Exercise:
The data must be written out once more, precisely as given.

Stored rows:
※
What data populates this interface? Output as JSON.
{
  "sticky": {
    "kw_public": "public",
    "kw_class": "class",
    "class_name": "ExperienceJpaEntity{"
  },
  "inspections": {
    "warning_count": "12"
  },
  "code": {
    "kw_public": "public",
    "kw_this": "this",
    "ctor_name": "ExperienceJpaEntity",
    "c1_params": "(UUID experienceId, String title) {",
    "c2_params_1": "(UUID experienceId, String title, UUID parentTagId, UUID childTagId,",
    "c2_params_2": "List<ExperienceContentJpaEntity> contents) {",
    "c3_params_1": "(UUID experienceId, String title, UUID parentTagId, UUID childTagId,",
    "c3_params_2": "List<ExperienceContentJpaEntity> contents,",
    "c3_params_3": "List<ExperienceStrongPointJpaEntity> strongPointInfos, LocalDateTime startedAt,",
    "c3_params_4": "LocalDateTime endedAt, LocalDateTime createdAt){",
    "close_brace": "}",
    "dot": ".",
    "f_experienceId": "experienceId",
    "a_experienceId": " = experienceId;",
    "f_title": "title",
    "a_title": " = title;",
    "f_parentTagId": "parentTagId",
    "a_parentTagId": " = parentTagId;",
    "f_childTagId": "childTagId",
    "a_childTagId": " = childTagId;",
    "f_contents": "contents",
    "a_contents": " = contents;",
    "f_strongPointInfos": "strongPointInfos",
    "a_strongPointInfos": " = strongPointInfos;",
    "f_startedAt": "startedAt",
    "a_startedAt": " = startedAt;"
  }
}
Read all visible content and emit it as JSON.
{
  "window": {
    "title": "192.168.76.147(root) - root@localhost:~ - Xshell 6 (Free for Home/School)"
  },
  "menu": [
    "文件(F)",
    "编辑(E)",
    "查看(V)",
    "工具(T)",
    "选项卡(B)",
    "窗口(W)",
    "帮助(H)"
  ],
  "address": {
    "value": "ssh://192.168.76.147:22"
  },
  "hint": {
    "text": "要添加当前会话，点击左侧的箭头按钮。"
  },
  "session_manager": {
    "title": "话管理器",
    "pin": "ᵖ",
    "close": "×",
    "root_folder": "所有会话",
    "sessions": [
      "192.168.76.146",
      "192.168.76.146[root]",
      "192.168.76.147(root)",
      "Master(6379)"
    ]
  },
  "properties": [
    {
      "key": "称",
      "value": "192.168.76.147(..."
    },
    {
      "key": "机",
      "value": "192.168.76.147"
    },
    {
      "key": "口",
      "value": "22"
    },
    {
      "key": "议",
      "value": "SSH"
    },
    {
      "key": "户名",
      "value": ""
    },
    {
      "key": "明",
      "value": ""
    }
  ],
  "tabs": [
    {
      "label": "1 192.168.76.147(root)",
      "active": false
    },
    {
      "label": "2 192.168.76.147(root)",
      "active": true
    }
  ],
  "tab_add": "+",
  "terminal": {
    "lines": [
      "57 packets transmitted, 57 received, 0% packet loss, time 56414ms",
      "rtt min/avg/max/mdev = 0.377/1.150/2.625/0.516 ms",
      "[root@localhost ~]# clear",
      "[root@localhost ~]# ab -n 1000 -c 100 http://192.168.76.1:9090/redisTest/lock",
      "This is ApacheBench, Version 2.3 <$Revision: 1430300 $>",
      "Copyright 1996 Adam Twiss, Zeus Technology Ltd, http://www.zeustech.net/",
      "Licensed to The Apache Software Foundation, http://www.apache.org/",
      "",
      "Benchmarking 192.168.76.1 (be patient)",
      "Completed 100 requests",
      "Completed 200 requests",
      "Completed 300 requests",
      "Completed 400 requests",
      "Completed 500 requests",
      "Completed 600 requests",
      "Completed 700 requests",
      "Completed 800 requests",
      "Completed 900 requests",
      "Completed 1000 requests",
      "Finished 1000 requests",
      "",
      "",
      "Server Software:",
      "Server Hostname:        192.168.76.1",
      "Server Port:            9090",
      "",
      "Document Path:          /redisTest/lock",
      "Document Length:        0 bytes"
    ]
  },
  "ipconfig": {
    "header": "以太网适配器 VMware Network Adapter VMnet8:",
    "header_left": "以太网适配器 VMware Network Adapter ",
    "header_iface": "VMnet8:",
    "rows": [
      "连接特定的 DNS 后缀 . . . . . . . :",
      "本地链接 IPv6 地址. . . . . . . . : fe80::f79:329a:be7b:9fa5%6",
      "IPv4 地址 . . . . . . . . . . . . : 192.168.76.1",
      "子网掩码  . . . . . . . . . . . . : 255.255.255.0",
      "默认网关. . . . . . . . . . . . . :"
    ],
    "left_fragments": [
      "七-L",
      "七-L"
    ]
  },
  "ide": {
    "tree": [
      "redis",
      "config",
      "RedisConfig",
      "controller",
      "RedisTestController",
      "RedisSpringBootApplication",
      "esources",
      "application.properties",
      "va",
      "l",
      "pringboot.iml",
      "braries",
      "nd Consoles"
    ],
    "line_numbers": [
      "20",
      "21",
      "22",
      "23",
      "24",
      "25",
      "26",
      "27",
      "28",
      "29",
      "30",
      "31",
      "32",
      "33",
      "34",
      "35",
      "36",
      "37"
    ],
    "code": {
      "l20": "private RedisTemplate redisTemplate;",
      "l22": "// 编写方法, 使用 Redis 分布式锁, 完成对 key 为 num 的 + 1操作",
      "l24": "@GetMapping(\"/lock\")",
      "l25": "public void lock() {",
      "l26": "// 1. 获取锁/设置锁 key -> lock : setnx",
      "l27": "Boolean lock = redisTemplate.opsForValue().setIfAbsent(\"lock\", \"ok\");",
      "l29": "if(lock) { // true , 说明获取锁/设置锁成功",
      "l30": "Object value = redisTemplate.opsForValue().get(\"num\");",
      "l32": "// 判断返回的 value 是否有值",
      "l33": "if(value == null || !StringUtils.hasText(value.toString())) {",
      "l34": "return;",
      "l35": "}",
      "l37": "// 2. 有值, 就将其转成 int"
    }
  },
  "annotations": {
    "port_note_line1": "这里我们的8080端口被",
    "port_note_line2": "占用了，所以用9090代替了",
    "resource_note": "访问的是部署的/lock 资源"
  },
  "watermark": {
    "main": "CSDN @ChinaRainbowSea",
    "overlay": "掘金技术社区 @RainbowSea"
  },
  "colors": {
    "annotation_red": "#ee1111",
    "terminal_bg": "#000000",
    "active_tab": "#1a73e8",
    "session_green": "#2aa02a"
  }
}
※
Output of the exercise:
What data populates this interface? Output as JSON.
{
  "sticky": {
    "kw_public": "public",
    "kw_class": "class",
    "class_name": "ExperienceJpaEntity{"
  },
  "inspections": {
    "warning_count": "12"
  },
  "code": {
    "kw_public": "public",
    "kw_this": "this",
    "ctor_name": "ExperienceJpaEntity",
    "c1_params": "(UUID experienceId, String title) {",
    "c2_params_1": "(UUID experienceId, String title, UUID parentTagId, UUID childTagId,",
    "c2_params_2": "List<ExperienceContentJpaEntity> contents) {",
    "c3_params_1": "(UUID experienceId, String title, UUID parentTagId, UUID childTagId,",
    "c3_params_2": "List<ExperienceContentJpaEntity> contents,",
    "c3_params_3": "List<ExperienceStrongPointJpaEntity> strongPointInfos, LocalDateTime startedAt,",
    "c3_params_4": "LocalDateTime endedAt, LocalDateTime createdAt){",
    "close_brace": "}",
    "dot": ".",
    "f_experienceId": "experienceId",
    "a_experienceId": " = experienceId;",
    "f_title": "title",
    "a_title": " = title;",
    "f_parentTagId": "parentTagId",
    "a_parentTagId": " = parentTagId;",
    "f_childTagId": "childTagId",
    "a_childTagId": " = childTagId;",
    "f_contents": "contents",
    "a_contents": " = contents;",
    "f_strongPointInfos": "strongPointInfos",
    "a_strongPointInfos": " = strongPointInfos;",
    "f_startedAt": "startedAt",
    "a_startedAt": " = startedAt;"
  }
}
Read all visible content and emit it as JSON.
{
  "window": {
    "title": "192.168.76.147(root) - root@localhost:~ - Xshell 6 (Free for Home/School)"
  },
  "menu": [
    "文件(F)",
    "编辑(E)",
    "查看(V)",
    "工具(T)",
    "选项卡(B)",
    "窗口(W)",
    "帮助(H)"
  ],
  "address": {
    "value": "ssh://192.168.76.147:22"
  },
  "hint": {
    "text": "要添加当前会话，点击左侧的箭头按钮。"
  },
  "session_manager": {
    "title": "话管理器",
    "pin": "ᵖ",
    "close": "×",
    "root_folder": "所有会话",
    "sessions": [
      "192.168.76.146",
      "192.168.76.146[root]",
      "192.168.76.147(root)",
      "Master(6379)"
    ]
  },
  "properties": [
    {
      "key": "称",
      "value": "192.168.76.147(..."
    },
    {
      "key": "机",
      "value": "192.168.76.147"
    },
    {
      "key": "口",
      "value": "22"
    },
    {
      "key": "议",
      "value": "SSH"
    },
    {
      "key": "户名",
      "value": ""
    },
    {
      "key": "明",
      "value": ""
    }
  ],
  "tabs": [
    {
      "label": "1 192.168.76.147(root)",
      "active": false
    },
    {
      "label": "2 192.168.76.147(root)",
      "active": true
    }
  ],
  "tab_add": "+",
  "terminal": {
    "lines": [
      "57 packets transmitted, 57 received, 0% packet loss, time 56414ms",
      "rtt min/avg/max/mdev = 0.377/1.150/2.625/0.516 ms",
      "[root@localhost ~]# clear",
      "[root@localhost ~]# ab -n 1000 -c 100 http://192.168.76.1:9090/redisTest/lock",
      "This is ApacheBench, Version 2.3 <$Revision: 1430300 $>",
      "Copyright 1996 Adam Twiss, Zeus Technology Ltd, http://www.zeustech.net/",
      "Licensed to The Apache Software Foundation, http://www.apache.org/",
      "",
      "Benchmarking 192.168.76.1 (be patient)",
      "Completed 100 requests",
      "Completed 200 requests",
      "Completed 300 requests",
      "Completed 400 requests",
      "Completed 500 requests",
      "Completed 600 requests",
      "Completed 700 requests",
      "Completed 800 requests",
      "Completed 900 requests",
      "Completed 1000 requests",
      "Finished 1000 requests",
      "",
      "",
      "Server Software:",
      "Server Hostname:        192.168.76.1",
      "Server Port:            9090",
      "",
      "Document Path:          /redisTest/lock",
      "Document Length:        0 bytes"
    ]
  },
  "ipconfig": {
    "header": "以太网适配器 VMware Network Adapter VMnet8:",
    "header_left": "以太网适配器 VMware Network Adapter ",
    "header_iface": "VMnet8:",
    "rows": [
      "连接特定的 DNS 后缀 . . . . . . . :",
      "本地链接 IPv6 地址. . . . . . . . : fe80::f79:329a:be7b:9fa5%6",
      "IPv4 地址 . . . . . . . . . . . . : 192.168.76.1",
      "子网掩码  . . . . . . . . . . . . : 255.255.255.0",
      "默认网关. . . . . . . . . . . . . :"
    ],
    "left_fragments": [
      "七-L",
      "七-L"
    ]
  },
  "ide": {
    "tree": [
      "redis",
      "config",
      "RedisConfig",
      "controller",
      "RedisTestController",
      "RedisSpringBootApplication",
      "esources",
      "application.properties",
      "va",
      "l",
      "pringboot.iml",
      "braries",
      "nd Consoles"
    ],
    "line_numbers": [
      "20",
      "21",
      "22",
      "23",
      "24",
      "25",
      "26",
      "27",
      "28",
      "29",
      "30",
      "31",
      "32",
      "33",
      "34",
      "35",
      "36",
      "37"
    ],
    "code": {
      "l20": "private RedisTemplate redisTemplate;",
      "l22": "// 编写方法, 使用 Redis 分布式锁, 完成对 key 为 num 的 + 1操作",
      "l24": "@GetMapping(\"/lock\")",
      "l25": "public void lock() {",
      "l26": "// 1. 获取锁/设置锁 key -> lock : setnx",
      "l27": "Boolean lock = redisTemplate.opsForValue().setIfAbsent(\"lock\", \"ok\");",
      "l29": "if(lock) { // true , 说明获取锁/设置锁成功",
      "l30": "Object value = redisTemplate.opsForValue().get(\"num\");",
      "l32": "// 判断返回的 value 是否有值",
      "l33": "if(value == null || !StringUtils.hasText(value.toString())) {",
      "l34": "return;",
      "l35": "}",
      "l37": "// 2. 有值, 就将其转成 int"
    }
  },
  "annotations": {
    "port_note_line1": "这里我们的8080端口被",
    "port_note_line2": "占用了，所以用9090代替了",
    "resource_note": "访问的是部署的/lock 资源"
  },
  "watermark": {
    "main": "CSDN @ChinaRainbowSea",
    "overlay": "掘金技术社区 @RainbowSea"
  },
  "colors": {
    "annotation_red": "#ee1111",
    "terminal_bg": "#000000",
    "active_tab": "#1a73e8",
    "session_green": "#2aa02a"
  }
}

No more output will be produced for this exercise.